* Aim of the task *
Where the data below has the string "this", return the whole line.

□ □ □

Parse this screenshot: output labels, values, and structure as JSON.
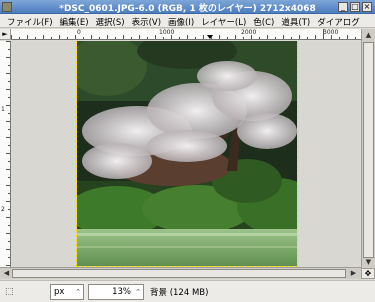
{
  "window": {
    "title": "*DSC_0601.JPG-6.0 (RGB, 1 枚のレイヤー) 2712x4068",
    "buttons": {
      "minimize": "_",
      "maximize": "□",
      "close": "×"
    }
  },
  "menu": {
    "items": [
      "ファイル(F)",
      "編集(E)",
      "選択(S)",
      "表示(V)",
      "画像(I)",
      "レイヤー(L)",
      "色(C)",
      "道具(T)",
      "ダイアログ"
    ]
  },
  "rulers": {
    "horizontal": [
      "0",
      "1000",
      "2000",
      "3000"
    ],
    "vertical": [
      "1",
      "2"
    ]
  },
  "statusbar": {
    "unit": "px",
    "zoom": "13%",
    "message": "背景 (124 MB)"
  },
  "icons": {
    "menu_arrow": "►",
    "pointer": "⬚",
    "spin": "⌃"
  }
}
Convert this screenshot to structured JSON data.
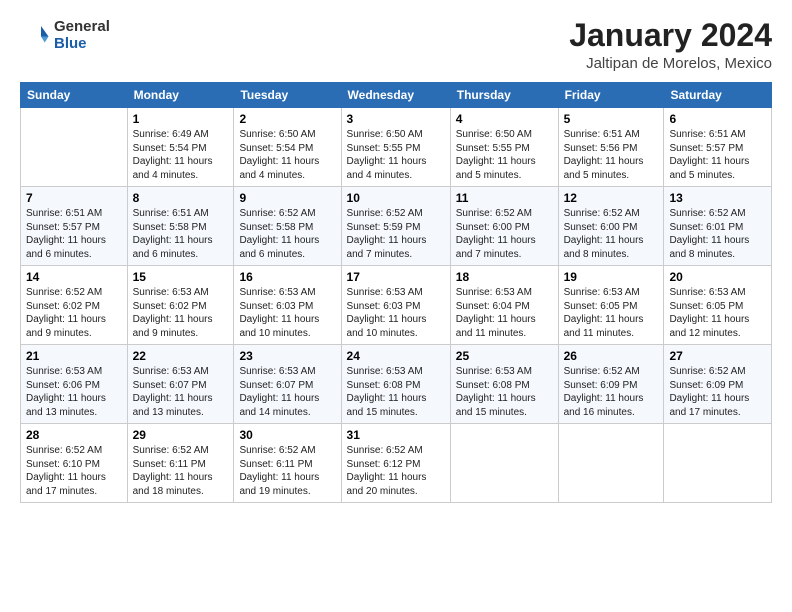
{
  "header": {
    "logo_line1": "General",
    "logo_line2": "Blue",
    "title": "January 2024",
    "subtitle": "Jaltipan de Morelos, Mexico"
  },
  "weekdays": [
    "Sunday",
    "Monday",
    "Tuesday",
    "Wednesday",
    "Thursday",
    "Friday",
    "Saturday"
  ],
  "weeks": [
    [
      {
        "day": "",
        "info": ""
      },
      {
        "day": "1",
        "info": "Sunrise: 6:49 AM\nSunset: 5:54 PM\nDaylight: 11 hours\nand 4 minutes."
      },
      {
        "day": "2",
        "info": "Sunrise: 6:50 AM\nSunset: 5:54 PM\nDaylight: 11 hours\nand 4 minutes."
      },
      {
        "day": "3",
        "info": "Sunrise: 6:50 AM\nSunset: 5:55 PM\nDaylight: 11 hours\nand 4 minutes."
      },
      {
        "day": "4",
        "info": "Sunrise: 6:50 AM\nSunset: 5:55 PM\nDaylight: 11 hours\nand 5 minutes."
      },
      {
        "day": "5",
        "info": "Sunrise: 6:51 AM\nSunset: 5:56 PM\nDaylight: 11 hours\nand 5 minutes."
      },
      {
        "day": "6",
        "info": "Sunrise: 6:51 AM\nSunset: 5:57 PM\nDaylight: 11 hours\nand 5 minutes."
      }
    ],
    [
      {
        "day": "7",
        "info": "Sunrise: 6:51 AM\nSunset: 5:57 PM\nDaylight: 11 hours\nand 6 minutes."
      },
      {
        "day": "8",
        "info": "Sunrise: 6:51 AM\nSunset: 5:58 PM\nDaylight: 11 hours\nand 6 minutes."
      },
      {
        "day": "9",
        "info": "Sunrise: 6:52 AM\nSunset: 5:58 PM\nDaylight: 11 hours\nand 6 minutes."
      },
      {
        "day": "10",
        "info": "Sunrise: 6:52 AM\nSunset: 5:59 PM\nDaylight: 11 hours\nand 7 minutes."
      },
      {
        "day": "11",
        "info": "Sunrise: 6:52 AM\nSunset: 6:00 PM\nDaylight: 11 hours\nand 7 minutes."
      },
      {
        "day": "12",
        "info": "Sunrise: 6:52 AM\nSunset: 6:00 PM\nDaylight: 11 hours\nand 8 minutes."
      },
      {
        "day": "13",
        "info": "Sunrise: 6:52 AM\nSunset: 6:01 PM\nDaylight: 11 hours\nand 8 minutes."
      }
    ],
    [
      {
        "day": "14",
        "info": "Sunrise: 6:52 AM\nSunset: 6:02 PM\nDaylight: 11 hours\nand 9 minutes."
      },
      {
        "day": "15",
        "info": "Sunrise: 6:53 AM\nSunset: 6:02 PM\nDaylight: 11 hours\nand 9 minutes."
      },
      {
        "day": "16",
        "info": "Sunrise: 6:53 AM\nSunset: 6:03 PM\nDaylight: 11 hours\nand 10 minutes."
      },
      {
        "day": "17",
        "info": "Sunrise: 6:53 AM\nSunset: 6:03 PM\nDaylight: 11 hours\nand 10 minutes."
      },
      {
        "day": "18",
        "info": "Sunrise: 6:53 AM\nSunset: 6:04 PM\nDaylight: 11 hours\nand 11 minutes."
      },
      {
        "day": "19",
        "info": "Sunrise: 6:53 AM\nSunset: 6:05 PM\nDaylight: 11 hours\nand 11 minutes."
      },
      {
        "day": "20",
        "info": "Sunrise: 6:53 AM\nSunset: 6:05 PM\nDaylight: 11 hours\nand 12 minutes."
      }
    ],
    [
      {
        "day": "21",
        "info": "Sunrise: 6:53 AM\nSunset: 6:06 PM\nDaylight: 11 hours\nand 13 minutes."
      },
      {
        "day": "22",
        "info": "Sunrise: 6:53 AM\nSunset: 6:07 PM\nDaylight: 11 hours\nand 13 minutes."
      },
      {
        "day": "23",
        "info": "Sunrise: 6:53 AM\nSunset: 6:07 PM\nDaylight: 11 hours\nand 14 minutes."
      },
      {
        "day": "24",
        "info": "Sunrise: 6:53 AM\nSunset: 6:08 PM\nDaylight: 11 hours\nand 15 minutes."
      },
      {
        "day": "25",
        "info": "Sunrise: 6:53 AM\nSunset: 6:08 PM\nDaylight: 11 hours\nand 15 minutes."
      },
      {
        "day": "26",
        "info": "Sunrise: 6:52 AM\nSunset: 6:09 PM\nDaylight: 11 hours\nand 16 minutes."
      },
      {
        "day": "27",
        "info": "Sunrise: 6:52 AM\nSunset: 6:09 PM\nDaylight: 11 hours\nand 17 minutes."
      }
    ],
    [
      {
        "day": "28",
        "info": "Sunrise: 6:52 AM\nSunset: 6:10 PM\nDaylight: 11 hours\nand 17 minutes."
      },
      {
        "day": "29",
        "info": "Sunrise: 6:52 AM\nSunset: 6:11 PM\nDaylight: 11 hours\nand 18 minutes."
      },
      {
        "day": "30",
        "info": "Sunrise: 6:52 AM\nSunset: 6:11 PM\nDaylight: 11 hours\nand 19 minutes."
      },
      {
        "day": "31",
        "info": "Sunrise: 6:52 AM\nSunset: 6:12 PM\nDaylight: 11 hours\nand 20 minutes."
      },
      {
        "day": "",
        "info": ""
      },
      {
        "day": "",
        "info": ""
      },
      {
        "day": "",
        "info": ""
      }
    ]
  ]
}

□ □ □

* Exercise solution *
Parse this screenshot: output labels, values, and structure as JSON.
Convert this screenshot to structured JSON data.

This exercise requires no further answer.